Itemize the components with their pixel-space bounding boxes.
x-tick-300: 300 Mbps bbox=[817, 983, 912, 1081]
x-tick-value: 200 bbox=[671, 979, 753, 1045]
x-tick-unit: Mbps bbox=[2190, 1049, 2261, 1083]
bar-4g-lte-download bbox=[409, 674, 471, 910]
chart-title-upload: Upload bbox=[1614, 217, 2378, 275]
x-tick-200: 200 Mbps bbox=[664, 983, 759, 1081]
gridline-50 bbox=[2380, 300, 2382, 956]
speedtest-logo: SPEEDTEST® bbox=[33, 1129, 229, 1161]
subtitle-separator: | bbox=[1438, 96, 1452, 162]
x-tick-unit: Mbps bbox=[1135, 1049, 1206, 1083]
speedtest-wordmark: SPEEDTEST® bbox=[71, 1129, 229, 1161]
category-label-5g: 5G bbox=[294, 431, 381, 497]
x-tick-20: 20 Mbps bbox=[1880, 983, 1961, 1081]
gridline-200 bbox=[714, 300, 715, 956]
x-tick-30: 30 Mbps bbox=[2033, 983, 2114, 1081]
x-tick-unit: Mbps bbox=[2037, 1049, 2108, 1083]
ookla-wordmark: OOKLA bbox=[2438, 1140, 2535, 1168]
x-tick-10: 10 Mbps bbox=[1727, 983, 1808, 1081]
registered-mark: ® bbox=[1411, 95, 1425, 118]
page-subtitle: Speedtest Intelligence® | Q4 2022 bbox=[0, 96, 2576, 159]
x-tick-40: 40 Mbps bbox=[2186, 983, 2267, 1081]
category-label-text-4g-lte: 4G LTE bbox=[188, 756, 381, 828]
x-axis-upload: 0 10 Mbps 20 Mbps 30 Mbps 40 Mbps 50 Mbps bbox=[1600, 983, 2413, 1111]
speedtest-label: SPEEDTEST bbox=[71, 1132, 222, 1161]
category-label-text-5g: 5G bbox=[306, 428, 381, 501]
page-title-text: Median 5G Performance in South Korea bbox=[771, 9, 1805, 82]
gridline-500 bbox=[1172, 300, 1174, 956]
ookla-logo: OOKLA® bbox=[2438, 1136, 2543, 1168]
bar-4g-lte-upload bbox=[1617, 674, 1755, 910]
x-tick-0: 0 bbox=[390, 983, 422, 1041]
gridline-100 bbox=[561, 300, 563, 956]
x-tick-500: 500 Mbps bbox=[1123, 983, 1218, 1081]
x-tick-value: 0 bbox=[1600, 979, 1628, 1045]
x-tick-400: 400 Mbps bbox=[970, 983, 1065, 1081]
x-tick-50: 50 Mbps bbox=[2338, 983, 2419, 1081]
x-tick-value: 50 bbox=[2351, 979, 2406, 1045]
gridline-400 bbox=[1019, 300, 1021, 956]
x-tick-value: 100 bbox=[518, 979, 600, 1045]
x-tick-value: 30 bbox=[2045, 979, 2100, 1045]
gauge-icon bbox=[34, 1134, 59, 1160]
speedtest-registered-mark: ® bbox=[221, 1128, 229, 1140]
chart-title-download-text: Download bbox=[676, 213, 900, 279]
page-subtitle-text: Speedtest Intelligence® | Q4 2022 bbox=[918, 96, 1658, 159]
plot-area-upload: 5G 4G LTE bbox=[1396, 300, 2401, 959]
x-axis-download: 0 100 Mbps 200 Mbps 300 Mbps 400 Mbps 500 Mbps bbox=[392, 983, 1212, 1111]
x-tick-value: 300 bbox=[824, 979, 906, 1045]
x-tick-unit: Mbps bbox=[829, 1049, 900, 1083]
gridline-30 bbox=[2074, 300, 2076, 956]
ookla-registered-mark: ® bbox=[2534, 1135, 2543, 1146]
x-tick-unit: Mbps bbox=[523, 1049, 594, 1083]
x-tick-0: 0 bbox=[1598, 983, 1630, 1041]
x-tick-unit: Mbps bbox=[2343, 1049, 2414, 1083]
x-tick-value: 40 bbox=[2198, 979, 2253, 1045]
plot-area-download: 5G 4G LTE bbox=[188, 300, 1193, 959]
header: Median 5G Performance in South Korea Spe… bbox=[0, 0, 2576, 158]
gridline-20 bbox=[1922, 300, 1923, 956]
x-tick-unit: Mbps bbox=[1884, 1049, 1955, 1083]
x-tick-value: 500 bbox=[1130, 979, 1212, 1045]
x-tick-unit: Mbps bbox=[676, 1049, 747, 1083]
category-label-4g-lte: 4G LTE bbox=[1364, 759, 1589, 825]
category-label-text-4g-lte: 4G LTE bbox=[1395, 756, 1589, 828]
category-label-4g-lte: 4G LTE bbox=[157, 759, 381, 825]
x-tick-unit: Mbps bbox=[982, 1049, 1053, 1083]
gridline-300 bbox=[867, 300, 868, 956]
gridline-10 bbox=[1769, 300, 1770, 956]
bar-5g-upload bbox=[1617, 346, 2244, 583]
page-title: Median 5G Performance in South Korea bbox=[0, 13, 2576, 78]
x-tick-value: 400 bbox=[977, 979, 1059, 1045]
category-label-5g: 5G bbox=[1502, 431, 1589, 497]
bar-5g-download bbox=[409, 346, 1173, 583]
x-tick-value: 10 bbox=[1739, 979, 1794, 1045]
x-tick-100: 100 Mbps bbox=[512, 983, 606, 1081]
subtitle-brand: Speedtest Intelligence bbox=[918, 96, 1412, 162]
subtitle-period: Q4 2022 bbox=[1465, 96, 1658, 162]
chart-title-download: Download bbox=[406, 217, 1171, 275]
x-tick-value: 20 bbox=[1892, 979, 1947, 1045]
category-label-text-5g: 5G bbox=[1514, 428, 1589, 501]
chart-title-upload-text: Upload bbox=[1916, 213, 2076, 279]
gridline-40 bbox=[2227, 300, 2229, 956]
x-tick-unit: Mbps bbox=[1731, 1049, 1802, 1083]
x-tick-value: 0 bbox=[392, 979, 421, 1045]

- [WORK TO BE COMPLETED]
Retype the entries above verbatim, starting with the first line and going on through the line containing "bar-4g-lte-download bbox=[409, 674, 471, 910]", with that line included.

- [EXERCISE SOLUTION]
Itemize the components with their pixel-space bounding boxes.
x-tick-300: 300 Mbps bbox=[817, 983, 912, 1081]
x-tick-value: 200 bbox=[671, 979, 753, 1045]
x-tick-unit: Mbps bbox=[2190, 1049, 2261, 1083]
bar-4g-lte-download bbox=[409, 674, 471, 910]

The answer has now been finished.